• **REQUEST**: Filter out everything except lines holding "的夹角为".

________________________

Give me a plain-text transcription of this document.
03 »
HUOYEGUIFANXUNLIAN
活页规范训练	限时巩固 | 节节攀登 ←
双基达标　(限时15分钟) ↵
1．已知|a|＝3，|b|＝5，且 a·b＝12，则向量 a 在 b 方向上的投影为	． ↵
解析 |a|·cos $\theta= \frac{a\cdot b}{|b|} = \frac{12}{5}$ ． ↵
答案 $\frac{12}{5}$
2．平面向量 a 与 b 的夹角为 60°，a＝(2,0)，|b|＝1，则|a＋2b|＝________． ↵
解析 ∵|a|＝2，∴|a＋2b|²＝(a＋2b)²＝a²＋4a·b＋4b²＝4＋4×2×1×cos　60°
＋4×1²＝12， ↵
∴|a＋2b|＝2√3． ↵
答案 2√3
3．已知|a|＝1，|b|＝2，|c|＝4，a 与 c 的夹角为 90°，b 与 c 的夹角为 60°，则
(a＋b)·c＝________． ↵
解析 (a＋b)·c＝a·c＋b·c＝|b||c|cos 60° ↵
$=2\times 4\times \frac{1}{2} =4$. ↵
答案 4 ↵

________________________

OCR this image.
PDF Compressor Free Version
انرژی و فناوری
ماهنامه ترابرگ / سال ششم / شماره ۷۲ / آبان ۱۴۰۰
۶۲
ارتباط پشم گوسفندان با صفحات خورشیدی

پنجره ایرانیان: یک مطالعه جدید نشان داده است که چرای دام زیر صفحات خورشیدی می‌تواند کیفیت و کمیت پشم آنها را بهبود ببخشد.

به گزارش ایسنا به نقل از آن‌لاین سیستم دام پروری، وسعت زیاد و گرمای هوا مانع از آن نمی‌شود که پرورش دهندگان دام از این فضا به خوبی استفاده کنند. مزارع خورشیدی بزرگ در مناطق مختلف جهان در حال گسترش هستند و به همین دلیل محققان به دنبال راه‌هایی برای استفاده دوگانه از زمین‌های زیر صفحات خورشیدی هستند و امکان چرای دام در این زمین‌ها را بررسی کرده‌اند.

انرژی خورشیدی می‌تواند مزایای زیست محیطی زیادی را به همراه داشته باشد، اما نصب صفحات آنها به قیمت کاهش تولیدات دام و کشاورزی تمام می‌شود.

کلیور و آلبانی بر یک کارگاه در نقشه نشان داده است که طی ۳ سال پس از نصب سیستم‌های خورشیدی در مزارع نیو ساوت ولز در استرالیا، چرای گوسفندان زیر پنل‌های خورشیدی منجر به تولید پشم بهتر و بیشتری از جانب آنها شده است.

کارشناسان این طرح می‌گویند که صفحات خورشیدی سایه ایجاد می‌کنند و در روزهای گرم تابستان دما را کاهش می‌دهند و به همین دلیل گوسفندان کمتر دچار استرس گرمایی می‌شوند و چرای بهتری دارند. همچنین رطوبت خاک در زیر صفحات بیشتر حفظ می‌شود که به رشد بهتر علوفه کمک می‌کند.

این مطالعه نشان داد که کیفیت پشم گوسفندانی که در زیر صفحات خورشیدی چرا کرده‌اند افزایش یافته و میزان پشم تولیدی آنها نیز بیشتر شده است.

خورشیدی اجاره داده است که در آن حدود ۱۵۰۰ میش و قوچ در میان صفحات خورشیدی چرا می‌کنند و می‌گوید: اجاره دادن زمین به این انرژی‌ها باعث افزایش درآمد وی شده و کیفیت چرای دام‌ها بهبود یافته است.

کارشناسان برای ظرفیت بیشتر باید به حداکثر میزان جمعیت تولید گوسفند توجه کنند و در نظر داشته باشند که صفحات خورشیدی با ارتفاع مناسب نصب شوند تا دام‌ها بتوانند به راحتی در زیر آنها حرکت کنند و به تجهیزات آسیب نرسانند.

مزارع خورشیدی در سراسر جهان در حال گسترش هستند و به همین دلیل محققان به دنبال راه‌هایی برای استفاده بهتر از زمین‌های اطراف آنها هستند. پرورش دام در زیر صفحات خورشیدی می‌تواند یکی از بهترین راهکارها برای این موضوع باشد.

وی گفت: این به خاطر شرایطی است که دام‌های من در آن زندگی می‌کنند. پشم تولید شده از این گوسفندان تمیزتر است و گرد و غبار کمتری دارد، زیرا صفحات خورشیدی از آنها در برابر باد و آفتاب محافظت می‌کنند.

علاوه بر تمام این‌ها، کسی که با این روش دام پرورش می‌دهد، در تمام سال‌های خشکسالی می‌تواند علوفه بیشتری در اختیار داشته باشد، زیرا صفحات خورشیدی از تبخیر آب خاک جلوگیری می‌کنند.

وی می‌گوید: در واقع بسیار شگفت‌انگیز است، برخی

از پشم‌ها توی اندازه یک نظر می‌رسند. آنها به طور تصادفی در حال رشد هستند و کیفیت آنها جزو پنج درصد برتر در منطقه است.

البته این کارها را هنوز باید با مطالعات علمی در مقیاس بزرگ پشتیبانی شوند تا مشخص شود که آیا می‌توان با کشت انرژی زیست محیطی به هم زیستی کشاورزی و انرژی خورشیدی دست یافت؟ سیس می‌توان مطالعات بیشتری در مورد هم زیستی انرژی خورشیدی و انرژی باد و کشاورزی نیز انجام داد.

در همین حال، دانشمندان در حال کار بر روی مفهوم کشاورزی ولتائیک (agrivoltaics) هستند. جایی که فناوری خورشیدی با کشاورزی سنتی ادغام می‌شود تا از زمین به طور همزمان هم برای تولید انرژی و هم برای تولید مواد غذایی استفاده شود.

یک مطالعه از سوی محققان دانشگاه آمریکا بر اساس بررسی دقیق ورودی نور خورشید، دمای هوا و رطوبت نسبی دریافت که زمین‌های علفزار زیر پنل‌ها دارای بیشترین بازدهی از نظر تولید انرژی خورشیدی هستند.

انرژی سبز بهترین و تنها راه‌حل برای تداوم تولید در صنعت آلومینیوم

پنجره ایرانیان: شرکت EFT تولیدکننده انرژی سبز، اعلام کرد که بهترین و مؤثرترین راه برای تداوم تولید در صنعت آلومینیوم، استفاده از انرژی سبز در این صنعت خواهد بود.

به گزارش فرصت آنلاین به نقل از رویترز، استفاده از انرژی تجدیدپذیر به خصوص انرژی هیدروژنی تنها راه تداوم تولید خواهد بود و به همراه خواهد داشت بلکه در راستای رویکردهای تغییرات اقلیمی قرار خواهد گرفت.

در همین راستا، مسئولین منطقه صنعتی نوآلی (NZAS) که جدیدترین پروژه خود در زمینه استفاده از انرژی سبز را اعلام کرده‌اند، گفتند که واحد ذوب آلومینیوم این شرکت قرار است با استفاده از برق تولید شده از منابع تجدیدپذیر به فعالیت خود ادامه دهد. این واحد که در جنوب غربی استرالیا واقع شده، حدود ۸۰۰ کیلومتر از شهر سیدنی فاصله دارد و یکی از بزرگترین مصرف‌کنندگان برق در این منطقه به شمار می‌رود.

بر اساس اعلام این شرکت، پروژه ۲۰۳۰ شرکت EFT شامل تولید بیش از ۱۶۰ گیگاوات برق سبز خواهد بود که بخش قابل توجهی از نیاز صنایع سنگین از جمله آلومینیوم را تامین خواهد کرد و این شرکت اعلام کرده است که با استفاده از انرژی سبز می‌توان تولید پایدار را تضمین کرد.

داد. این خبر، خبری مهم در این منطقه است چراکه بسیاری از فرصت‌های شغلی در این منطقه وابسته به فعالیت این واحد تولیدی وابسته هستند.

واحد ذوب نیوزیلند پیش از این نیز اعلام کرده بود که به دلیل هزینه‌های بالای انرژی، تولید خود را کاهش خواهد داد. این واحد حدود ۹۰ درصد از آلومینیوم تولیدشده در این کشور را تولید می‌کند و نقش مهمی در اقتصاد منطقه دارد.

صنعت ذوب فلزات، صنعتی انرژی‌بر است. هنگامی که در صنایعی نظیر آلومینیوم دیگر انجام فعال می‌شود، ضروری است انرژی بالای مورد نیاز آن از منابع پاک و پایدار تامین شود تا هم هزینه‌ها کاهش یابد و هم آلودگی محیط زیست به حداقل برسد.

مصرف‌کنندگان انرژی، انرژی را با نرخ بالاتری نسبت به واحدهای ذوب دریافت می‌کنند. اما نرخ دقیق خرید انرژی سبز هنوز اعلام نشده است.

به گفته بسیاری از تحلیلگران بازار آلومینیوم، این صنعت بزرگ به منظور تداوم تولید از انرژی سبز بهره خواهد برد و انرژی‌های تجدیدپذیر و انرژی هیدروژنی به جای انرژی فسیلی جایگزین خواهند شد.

________________________

• **OUTPUT OF THE EXERCISE**:
2．平面向量 a 与 b 的夹角为 60°，a＝(2,0)，|b|＝1，则|a＋2b|＝________． ↵
3．已知|a|＝1，|b|＝2，|c|＝4，a 与 c 的夹角为 90°，b 与 c 的夹角为 60°，则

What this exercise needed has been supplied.